═══ Data for processing
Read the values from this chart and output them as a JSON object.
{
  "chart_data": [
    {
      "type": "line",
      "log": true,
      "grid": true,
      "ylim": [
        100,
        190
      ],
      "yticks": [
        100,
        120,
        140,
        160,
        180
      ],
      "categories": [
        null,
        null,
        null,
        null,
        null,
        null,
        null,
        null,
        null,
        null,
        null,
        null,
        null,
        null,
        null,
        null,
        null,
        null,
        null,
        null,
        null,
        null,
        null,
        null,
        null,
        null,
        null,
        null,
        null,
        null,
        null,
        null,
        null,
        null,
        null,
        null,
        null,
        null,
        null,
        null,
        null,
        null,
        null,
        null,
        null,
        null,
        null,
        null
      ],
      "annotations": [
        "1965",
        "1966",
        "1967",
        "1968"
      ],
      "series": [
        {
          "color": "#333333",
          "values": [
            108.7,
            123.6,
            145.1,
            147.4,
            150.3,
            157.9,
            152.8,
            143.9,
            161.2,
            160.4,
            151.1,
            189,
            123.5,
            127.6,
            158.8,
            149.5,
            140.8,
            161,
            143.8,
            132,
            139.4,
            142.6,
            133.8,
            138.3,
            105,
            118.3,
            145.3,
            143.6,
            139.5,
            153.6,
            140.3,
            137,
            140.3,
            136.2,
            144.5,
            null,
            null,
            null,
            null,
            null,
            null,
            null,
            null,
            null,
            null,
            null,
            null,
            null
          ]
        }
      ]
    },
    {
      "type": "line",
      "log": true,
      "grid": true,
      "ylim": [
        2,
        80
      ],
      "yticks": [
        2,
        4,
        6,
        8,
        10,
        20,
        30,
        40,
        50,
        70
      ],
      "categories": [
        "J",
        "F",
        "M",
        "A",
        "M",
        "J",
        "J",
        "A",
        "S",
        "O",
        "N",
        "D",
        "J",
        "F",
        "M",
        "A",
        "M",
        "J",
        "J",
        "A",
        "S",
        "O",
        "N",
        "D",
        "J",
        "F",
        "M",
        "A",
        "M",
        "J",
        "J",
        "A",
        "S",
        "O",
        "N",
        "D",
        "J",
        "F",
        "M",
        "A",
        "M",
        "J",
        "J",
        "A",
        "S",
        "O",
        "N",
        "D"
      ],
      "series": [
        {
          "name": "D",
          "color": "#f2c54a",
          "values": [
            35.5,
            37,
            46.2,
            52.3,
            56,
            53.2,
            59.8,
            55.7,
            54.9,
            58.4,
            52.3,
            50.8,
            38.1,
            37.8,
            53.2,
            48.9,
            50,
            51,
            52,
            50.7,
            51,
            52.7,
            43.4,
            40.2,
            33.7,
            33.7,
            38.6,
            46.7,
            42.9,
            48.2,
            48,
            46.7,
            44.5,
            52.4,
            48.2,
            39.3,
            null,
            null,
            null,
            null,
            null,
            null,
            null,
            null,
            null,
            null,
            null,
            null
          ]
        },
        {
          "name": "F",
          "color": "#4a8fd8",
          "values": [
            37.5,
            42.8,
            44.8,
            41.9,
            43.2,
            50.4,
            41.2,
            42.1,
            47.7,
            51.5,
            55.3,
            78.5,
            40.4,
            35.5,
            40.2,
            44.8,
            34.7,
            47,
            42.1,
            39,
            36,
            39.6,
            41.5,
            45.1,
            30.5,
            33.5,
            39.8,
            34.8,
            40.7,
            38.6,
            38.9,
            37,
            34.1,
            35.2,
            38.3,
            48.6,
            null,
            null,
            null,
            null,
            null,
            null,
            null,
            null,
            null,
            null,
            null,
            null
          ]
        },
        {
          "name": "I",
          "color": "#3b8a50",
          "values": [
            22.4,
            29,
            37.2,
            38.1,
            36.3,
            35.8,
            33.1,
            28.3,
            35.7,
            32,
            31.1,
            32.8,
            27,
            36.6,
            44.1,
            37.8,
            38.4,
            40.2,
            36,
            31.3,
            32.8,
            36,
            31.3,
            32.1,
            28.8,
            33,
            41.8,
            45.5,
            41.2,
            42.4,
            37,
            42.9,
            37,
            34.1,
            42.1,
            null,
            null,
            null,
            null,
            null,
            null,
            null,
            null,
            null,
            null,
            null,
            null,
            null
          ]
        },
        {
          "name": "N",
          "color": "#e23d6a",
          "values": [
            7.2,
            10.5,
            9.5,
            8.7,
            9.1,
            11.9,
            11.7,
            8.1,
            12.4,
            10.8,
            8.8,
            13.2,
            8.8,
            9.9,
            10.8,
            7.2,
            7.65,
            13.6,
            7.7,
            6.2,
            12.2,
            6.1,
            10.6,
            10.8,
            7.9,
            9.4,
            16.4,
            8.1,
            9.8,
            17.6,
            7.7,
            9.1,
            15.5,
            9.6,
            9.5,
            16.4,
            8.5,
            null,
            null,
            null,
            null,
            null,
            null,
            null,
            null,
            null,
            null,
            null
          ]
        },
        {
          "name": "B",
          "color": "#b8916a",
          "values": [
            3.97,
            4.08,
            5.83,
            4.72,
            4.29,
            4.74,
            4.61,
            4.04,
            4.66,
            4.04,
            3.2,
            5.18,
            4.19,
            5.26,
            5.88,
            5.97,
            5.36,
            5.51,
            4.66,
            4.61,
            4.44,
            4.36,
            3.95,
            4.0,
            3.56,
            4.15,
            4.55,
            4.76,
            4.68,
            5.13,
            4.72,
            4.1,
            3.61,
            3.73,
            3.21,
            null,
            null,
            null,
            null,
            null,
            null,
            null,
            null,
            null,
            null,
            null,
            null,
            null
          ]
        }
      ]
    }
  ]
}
══════
Objective ▸ Retype every entry above, word for word.

The result ▸
Read the values from this chart and output them as a JSON object.
{
  "chart_data": [
    {
      "type": "line",
      "log": true,
      "grid": true,
      "ylim": [
        100,
        190
      ],
      "yticks": [
        100,
        120,
        140,
        160,
        180
      ],
      "categories": [
        null,
        null,
        null,
        null,
        null,
        null,
        null,
        null,
        null,
        null,
        null,
        null,
        null,
        null,
        null,
        null,
        null,
        null,
        null,
        null,
        null,
        null,
        null,
        null,
        null,
        null,
        null,
        null,
        null,
        null,
        null,
        null,
        null,
        null,
        null,
        null,
        null,
        null,
        null,
        null,
        null,
        null,
        null,
        null,
        null,
        null,
        null,
        null
      ],
      "annotations": [
        "1965",
        "1966",
        "1967",
        "1968"
      ],
      "series": [
        {
          "color": "#333333",
          "values": [
            108.7,
            123.6,
            145.1,
            147.4,
            150.3,
            157.9,
            152.8,
            143.9,
            161.2,
            160.4,
            151.1,
            189,
            123.5,
            127.6,
            158.8,
            149.5,
            140.8,
            161,
            143.8,
            132,
            139.4,
            142.6,
            133.8,
            138.3,
            105,
            118.3,
            145.3,
            143.6,
            139.5,
            153.6,
            140.3,
            137,
            140.3,
            136.2,
            144.5,
            null,
            null,
            null,
            null,
            null,
            null,
            null,
            null,
            null,
            null,
            null,
            null,
            null
          ]
        }
      ]
    },
    {
      "type": "line",
      "log": true,
      "grid": true,
      "ylim": [
        2,
        80
      ],
      "yticks": [
        2,
        4,
        6,
        8,
        10,
        20,
        30,
        40,
        50,
        70
      ],
      "categories": [
        "J",
        "F",
        "M",
        "A",
        "M",
        "J",
        "J",
        "A",
        "S",
        "O",
        "N",
        "D",
        "J",
        "F",
        "M",
        "A",
        "M",
        "J",
        "J",
        "A",
        "S",
        "O",
        "N",
        "D",
        "J",
        "F",
        "M",
        "A",
        "M",
        "J",
        "J",
        "A",
        "S",
        "O",
        "N",
        "D",
        "J",
        "F",
        "M",
        "A",
        "M",
        "J",
        "J",
        "A",
        "S",
        "O",
        "N",
        "D"
      ],
      "series": [
        {
          "name": "D",
          "color": "#f2c54a",
          "values": [
            35.5,
            37,
            46.2,
            52.3,
            56,
            53.2,
            59.8,
            55.7,
            54.9,
            58.4,
            52.3,
            50.8,
            38.1,
            37.8,
            53.2,
            48.9,
            50,
            51,
            52,
            50.7,
            51,
            52.7,
            43.4,
            40.2,
            33.7,
            33.7,
            38.6,
            46.7,
            42.9,
            48.2,
            48,
            46.7,
            44.5,
            52.4,
            48.2,
            39.3,
            null,
            null,
            null,
            null,
            null,
            null,
            null,
            null,
            null,
            null,
            null,
            null
          ]
        },
        {
          "name": "F",
          "color": "#4a8fd8",
          "values": [
            37.5,
            42.8,
            44.8,
            41.9,
            43.2,
            50.4,
            41.2,
            42.1,
            47.7,
            51.5,
            55.3,
            78.5,
            40.4,
            35.5,
            40.2,
            44.8,
            34.7,
            47,
            42.1,
            39,
            36,
            39.6,
            41.5,
            45.1,
            30.5,
            33.5,
            39.8,
            34.8,
            40.7,
            38.6,
            38.9,
            37,
            34.1,
            35.2,
            38.3,
            48.6,
            null,
            null,
            null,
            null,
            null,
            null,
            null,
            null,
            null,
            null,
            null,
            null
          ]
        },
        {
          "name": "I",
          "color": "#3b8a50",
          "values": [
            22.4,
            29,
            37.2,
            38.1,
            36.3,
            35.8,
            33.1,
            28.3,
            35.7,
            32,
            31.1,
            32.8,
            27,
            36.6,
            44.1,
            37.8,
            38.4,
            40.2,
            36,
            31.3,
            32.8,
            36,
            31.3,
            32.1,
            28.8,
            33,
            41.8,
            45.5,
            41.2,
            42.4,
            37,
            42.9,
            37,
            34.1,
            42.1,
            null,
            null,
            null,
            null,
            null,
            null,
            null,
            null,
            null,
            null,
            null,
            null,
            null
          ]
        },
        {
          "name": "N",
          "color": "#e23d6a",
          "values": [
            7.2,
            10.5,
            9.5,
            8.7,
            9.1,
            11.9,
            11.7,
            8.1,
            12.4,
            10.8,
            8.8,
            13.2,
            8.8,
            9.9,
            10.8,
            7.2,
            7.65,
            13.6,
            7.7,
            6.2,
            12.2,
            6.1,
            10.6,
            10.8,
            7.9,
            9.4,
            16.4,
            8.1,
            9.8,
            17.6,
            7.7,
            9.1,
            15.5,
            9.6,
            9.5,
            16.4,
            8.5,
            null,
            null,
            null,
            null,
            null,
            null,
            null,
            null,
            null,
            null,
            null
          ]
        },
        {
          "name": "B",
          "color": "#b8916a",
          "values": [
            3.97,
            4.08,
            5.83,
            4.72,
            4.29,
            4.74,
            4.61,
            4.04,
            4.66,
            4.04,
            3.2,
            5.18,
            4.19,
            5.26,
            5.88,
            5.97,
            5.36,
            5.51,
            4.66,
            4.61,
            4.44,
            4.36,
            3.95,
            4.0,
            3.56,
            4.15,
            4.55,
            4.76,
            4.68,
            5.13,
            4.72,
            4.1,
            3.61,
            3.73,
            3.21,
            null,
            null,
            null,
            null,
            null,
            null,
            null,
            null,
            null,
            null,
            null,
            null,
            null
          ]
        }
      ]
    }
  ]
}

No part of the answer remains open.